### OBJECTIVE
Look through the lines below and extract any with the word "name".

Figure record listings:
— start —

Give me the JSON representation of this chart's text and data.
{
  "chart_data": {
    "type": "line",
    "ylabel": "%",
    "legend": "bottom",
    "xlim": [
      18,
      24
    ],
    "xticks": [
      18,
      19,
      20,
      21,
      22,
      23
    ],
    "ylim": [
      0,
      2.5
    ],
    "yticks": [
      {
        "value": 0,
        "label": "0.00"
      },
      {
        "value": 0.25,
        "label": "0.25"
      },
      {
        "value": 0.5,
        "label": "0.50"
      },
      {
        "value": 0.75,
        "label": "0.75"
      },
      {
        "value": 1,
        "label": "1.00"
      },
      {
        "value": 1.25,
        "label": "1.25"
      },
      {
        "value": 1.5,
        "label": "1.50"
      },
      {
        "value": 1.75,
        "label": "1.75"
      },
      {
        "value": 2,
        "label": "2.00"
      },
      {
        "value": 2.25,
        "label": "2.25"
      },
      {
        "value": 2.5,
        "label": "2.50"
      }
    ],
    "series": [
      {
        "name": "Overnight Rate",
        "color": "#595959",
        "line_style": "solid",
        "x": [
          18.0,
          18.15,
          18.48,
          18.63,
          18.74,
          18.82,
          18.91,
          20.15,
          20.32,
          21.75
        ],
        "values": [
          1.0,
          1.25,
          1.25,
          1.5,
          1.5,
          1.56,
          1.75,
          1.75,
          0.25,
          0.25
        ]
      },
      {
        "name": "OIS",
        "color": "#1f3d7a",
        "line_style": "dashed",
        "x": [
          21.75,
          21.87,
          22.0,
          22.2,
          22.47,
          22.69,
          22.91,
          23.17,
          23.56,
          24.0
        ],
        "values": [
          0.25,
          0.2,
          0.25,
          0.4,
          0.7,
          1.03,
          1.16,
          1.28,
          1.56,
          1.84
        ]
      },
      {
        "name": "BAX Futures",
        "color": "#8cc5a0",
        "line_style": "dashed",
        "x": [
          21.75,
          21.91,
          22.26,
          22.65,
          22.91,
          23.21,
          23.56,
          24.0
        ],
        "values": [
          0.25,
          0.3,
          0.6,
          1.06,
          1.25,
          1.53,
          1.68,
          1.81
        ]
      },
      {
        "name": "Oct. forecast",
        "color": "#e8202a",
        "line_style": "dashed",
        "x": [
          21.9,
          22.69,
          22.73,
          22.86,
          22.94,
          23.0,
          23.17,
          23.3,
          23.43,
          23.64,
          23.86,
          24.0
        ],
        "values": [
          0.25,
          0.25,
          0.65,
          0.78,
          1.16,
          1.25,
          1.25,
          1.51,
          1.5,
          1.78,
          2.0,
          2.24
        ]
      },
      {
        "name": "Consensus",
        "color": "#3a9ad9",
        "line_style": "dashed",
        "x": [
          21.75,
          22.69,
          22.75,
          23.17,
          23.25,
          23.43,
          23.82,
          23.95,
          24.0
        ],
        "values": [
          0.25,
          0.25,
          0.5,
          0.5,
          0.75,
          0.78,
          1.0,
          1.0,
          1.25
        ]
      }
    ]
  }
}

— end —
— start —

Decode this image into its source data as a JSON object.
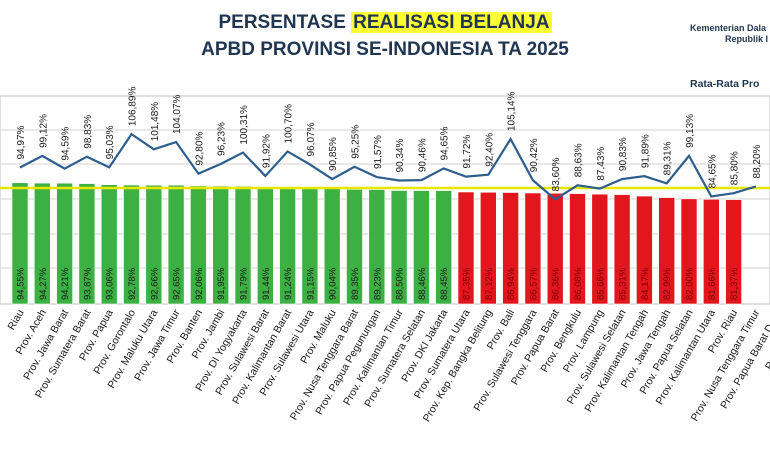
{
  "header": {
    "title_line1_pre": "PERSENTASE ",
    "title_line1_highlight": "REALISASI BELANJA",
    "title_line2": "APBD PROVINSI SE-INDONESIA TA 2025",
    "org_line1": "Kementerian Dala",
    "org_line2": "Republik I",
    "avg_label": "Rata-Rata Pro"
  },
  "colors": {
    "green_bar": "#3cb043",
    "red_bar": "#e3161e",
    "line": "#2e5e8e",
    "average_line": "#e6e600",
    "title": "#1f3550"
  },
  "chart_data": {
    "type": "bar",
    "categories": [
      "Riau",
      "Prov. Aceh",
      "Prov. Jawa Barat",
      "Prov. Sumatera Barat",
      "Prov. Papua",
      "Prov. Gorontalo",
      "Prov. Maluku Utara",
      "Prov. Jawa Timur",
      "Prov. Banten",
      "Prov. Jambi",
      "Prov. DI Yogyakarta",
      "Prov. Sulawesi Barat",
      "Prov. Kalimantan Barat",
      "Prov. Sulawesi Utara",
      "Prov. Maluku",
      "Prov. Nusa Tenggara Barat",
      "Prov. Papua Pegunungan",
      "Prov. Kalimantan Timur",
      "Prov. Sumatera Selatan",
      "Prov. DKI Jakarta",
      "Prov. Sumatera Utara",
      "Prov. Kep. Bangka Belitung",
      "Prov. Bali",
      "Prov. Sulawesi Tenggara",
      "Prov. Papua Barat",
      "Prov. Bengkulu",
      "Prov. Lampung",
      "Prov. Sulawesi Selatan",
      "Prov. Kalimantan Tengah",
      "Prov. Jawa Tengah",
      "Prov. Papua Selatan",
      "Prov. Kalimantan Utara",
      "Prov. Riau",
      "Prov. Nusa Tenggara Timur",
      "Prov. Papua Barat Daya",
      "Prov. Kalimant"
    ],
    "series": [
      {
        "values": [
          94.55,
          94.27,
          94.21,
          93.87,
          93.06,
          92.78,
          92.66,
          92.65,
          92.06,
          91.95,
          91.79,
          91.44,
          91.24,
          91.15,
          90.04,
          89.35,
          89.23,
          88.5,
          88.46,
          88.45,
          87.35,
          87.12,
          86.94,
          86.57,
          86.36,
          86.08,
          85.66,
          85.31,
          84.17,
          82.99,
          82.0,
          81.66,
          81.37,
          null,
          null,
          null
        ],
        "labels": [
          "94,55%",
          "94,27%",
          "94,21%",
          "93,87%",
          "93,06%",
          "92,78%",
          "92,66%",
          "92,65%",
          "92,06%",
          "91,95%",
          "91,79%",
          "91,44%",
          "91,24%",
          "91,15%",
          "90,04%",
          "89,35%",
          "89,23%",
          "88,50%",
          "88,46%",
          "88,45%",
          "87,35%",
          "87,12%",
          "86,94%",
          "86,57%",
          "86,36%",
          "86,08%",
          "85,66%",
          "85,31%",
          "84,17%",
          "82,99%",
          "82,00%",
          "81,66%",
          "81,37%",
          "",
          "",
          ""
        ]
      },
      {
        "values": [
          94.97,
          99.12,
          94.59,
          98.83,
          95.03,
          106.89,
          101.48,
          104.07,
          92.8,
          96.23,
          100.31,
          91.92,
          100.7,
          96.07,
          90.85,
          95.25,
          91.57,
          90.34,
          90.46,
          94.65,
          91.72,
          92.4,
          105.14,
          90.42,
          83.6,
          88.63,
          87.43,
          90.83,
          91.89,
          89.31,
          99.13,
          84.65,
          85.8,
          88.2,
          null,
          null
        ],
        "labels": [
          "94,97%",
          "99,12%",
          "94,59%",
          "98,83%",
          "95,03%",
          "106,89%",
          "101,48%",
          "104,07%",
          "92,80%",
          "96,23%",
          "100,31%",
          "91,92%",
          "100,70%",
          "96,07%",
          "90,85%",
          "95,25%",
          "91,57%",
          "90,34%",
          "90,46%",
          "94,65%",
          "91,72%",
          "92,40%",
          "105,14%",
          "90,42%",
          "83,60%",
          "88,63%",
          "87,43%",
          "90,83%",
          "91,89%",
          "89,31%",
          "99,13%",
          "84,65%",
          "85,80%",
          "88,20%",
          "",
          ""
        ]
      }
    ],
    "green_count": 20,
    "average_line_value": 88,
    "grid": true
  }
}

— end —

### TASK ANSWER
        "name": "Overnight Rate",
        "name": "OIS",
        "name": "BAX Futures",
        "name": "Oct. forecast",
        "name": "Consensus",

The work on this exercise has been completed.